[Stored data]
--
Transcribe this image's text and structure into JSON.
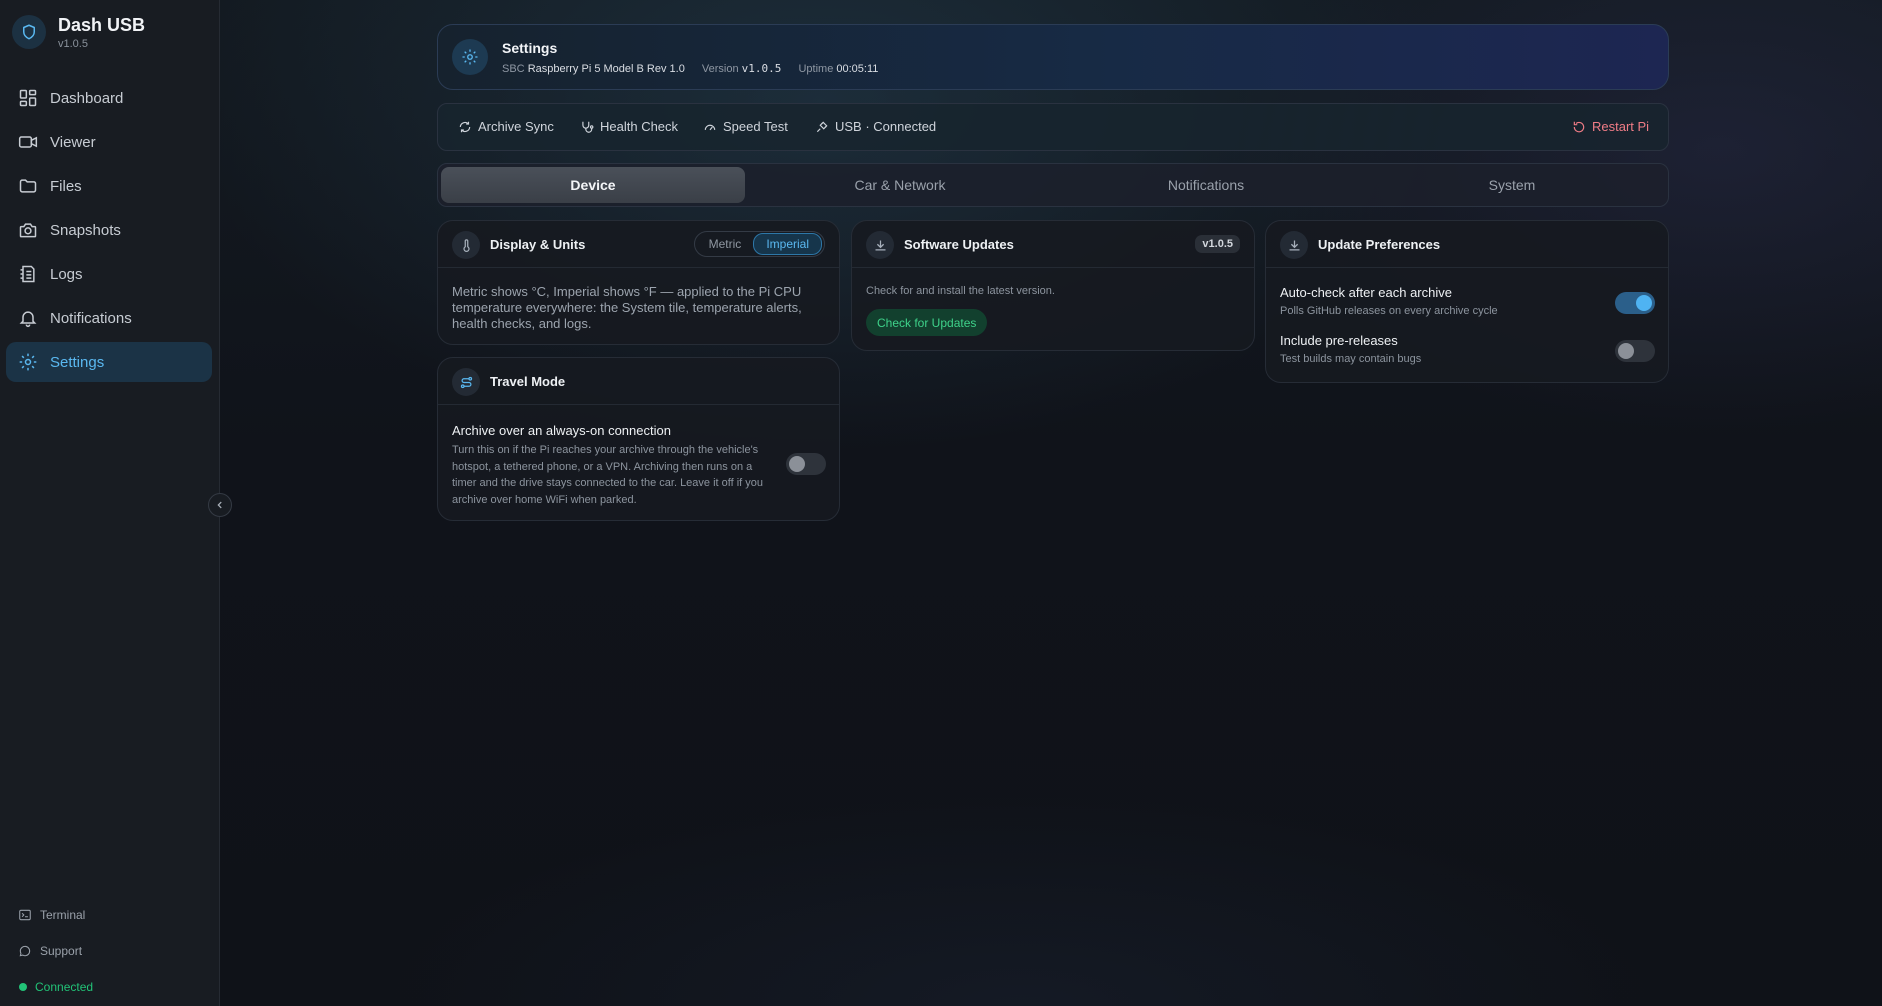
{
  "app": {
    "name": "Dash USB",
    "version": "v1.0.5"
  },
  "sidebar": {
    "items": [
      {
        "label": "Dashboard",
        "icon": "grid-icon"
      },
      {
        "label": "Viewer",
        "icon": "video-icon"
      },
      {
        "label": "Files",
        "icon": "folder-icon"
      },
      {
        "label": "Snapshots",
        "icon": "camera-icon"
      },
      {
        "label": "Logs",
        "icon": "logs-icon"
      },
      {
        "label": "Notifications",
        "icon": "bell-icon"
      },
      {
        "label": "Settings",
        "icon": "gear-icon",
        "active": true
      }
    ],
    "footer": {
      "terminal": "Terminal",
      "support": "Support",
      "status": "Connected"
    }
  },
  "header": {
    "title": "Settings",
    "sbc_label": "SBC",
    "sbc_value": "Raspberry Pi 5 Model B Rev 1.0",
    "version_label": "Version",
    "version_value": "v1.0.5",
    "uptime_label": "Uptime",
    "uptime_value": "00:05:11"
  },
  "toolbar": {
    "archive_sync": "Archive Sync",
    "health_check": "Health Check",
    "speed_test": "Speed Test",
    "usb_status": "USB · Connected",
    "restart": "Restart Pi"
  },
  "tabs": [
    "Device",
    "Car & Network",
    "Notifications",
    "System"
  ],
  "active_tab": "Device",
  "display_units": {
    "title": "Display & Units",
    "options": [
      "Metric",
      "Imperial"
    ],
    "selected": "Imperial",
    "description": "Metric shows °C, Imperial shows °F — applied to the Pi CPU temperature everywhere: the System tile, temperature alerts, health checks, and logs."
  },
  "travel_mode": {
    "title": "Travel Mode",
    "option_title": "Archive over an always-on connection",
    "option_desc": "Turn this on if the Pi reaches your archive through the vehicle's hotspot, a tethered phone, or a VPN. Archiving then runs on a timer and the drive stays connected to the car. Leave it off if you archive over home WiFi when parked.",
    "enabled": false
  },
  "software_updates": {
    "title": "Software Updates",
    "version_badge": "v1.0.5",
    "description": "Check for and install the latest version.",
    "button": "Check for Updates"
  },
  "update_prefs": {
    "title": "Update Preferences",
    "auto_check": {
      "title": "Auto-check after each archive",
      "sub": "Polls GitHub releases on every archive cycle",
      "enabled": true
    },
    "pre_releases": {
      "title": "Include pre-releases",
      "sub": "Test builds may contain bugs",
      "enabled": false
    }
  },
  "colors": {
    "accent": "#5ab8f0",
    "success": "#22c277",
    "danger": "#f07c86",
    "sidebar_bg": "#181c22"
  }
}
--
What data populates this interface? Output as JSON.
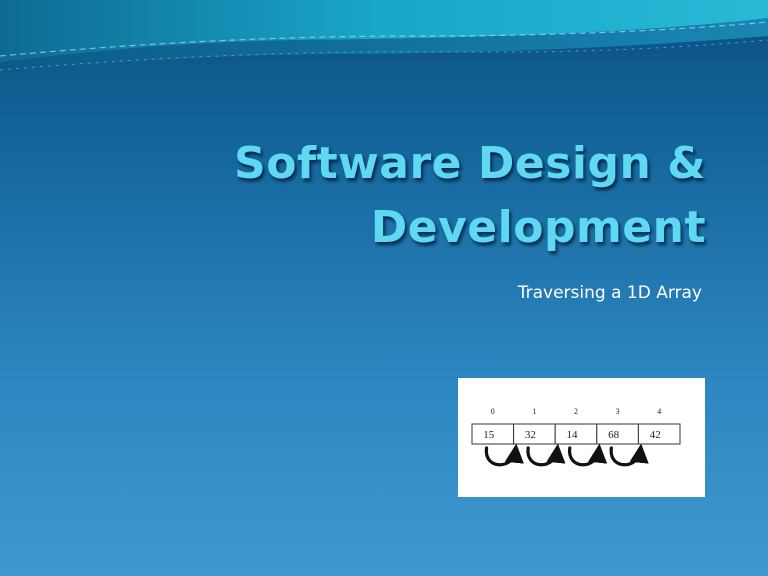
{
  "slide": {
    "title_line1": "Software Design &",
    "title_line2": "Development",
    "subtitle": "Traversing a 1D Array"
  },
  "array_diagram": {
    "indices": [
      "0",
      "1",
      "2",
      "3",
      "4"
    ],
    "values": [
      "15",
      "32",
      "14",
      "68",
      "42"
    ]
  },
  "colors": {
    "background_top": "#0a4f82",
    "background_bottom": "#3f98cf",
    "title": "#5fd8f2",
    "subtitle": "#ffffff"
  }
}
--
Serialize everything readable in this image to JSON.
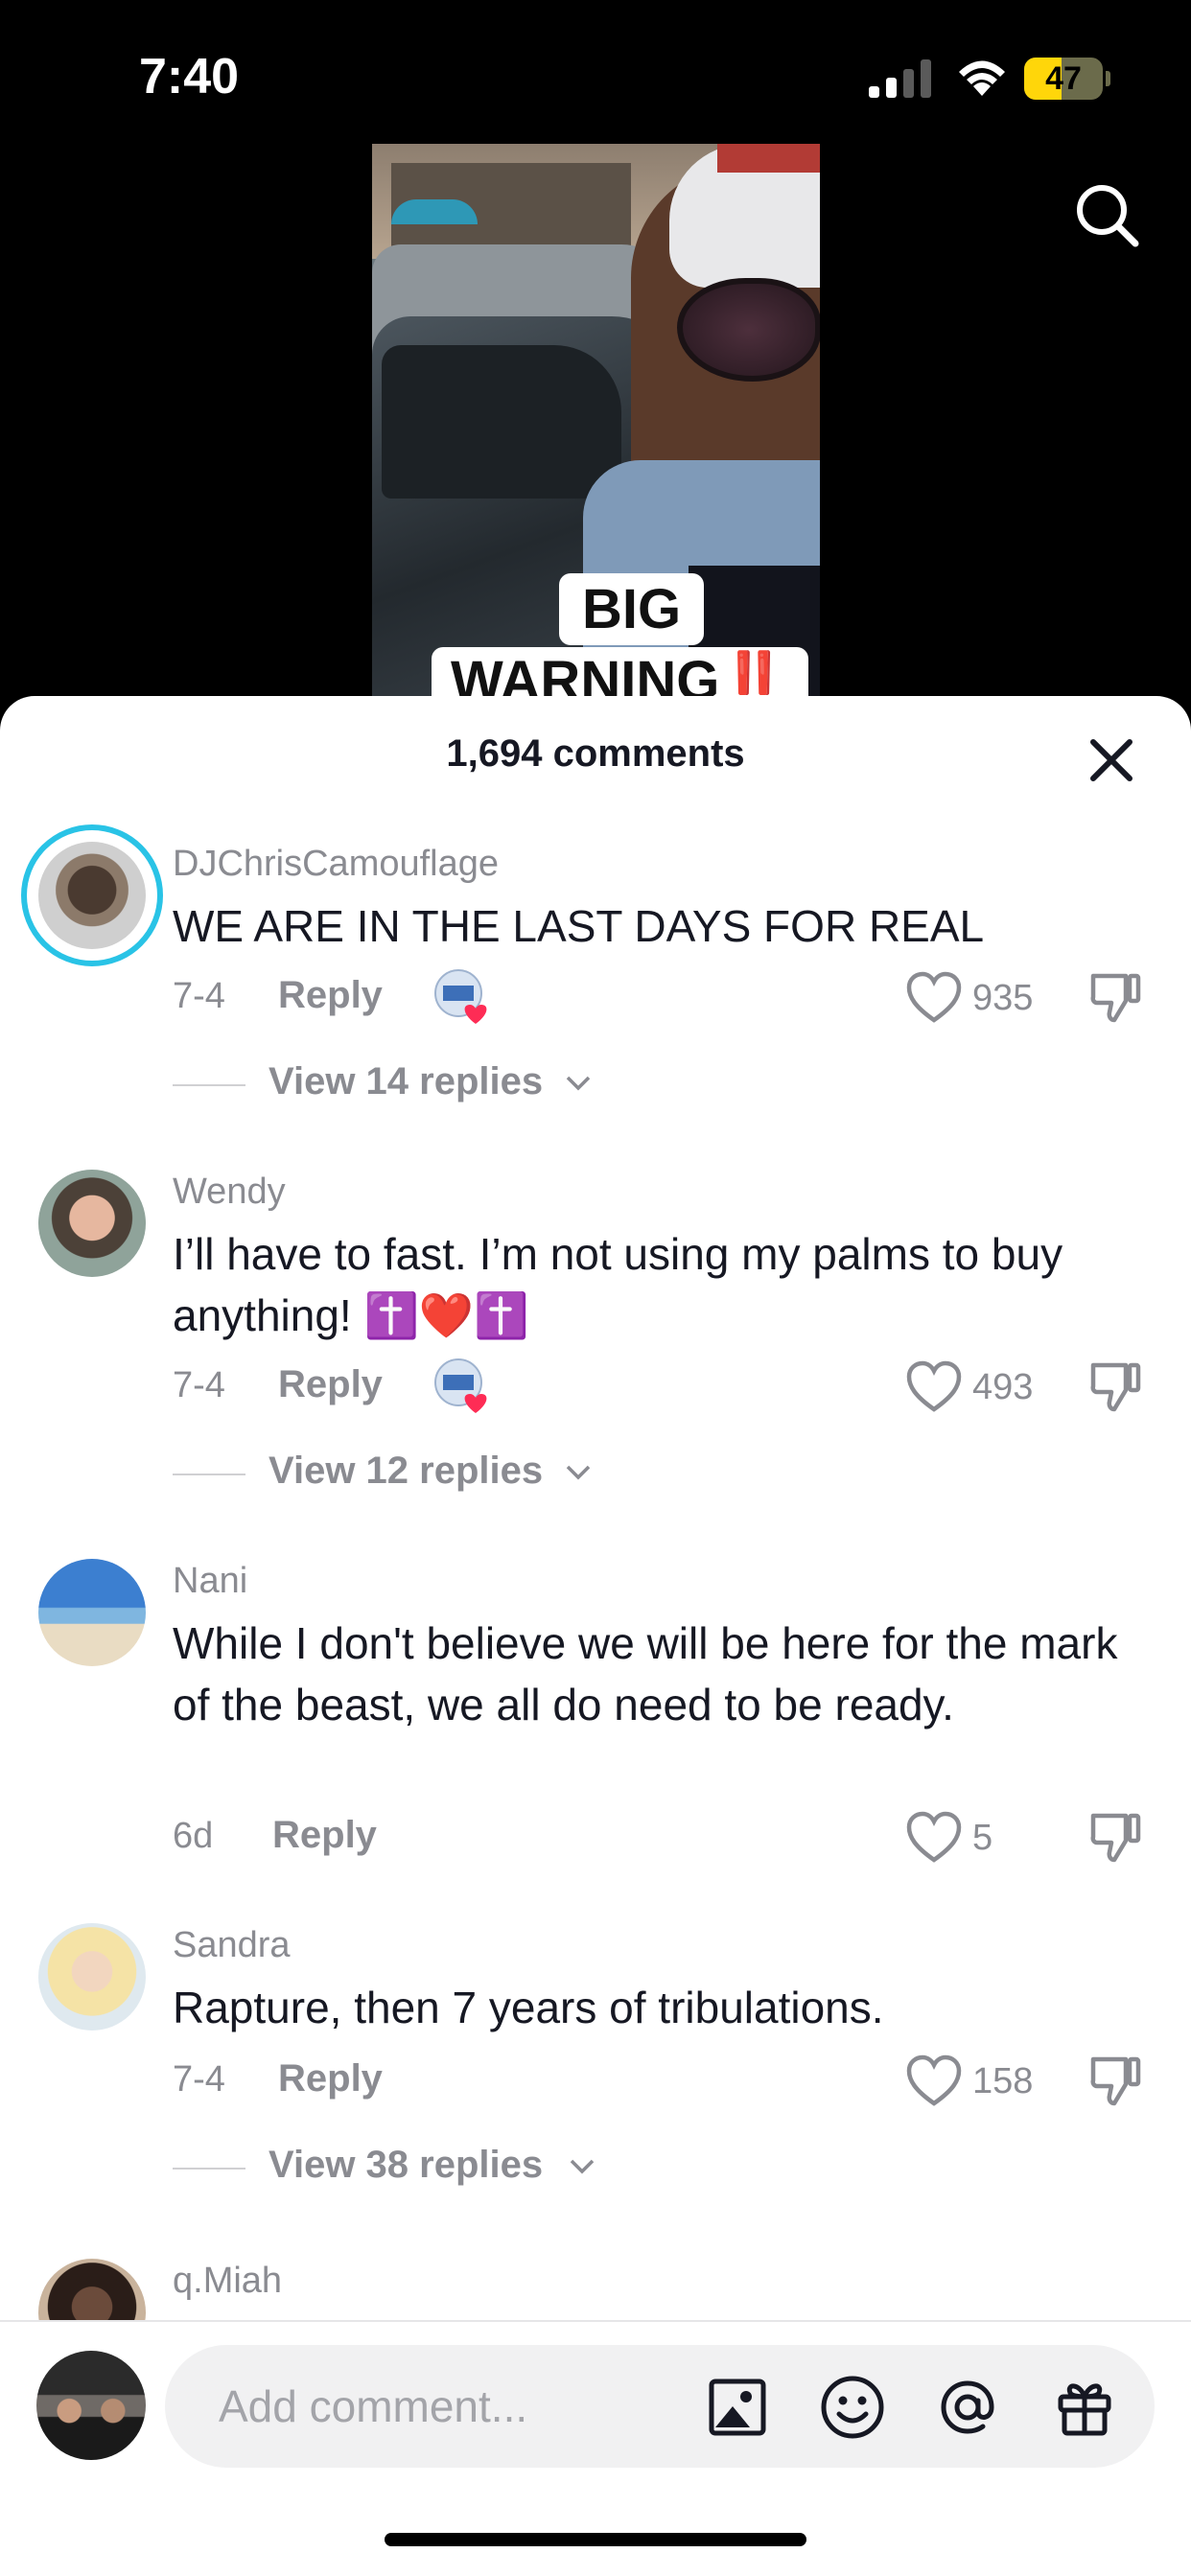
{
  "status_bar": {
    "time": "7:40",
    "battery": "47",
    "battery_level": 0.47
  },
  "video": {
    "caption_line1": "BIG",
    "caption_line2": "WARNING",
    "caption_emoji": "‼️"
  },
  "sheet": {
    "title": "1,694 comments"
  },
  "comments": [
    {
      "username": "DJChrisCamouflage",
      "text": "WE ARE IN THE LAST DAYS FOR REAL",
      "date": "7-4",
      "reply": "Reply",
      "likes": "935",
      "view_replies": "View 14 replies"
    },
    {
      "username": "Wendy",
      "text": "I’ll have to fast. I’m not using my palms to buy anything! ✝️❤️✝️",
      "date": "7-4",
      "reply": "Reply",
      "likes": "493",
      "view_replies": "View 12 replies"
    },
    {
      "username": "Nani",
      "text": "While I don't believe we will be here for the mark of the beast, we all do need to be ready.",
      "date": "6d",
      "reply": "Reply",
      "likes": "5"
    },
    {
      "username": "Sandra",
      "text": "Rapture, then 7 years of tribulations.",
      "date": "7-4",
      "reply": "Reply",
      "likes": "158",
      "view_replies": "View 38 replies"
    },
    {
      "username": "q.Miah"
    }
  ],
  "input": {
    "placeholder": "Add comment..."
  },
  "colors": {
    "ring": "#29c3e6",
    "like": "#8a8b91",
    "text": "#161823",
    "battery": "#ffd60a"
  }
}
--
EXERCISE BRIEF = List the lines of the material in which the word "likes" occurs.

RESULT OF THE EXERCISE =
      "likes": "935",
      "likes": "493",
      "likes": "5"
      "likes": "158",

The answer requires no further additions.